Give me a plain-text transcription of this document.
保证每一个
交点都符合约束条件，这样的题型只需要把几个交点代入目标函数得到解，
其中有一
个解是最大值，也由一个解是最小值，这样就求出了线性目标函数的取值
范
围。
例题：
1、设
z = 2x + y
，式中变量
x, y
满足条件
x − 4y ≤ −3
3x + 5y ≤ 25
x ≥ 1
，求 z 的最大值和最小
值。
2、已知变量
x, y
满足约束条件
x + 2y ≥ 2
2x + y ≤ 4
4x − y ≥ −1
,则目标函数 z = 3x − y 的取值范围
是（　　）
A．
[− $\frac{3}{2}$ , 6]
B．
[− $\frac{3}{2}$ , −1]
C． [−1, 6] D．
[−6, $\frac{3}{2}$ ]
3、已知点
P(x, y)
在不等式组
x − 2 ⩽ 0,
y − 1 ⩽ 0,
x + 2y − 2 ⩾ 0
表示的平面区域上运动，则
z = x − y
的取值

**Exercise**
Each line above is to be repeated exactly.

**Response**
Give me a plain-text transcription of this document.
保证每一个
交点都符合约束条件，这样的题型只需要把几个交点代入目标函数得到解，
其中有一
个解是最大值，也由一个解是最小值，这样就求出了线性目标函数的取值
范
围。
例题：
1、设
z = 2x + y
，式中变量
x, y
满足条件
x − 4y ≤ −3
3x + 5y ≤ 25
x ≥ 1
，求 z 的最大值和最小
值。
2、已知变量
x, y
满足约束条件
x + 2y ≥ 2
2x + y ≤ 4
4x − y ≥ −1
,则目标函数 z = 3x − y 的取值范围
是（　　）
A．
[− $\frac{3}{2}$ , 6]
B．
[− $\frac{3}{2}$ , −1]
C． [−1, 6] D．
[−6, $\frac{3}{2}$ ]
3、已知点
P(x, y)
在不等式组
x − 2 ⩽ 0,
y − 1 ⩽ 0,
x + 2y − 2 ⩾ 0
表示的平面区域上运动，则
z = x − y
的取值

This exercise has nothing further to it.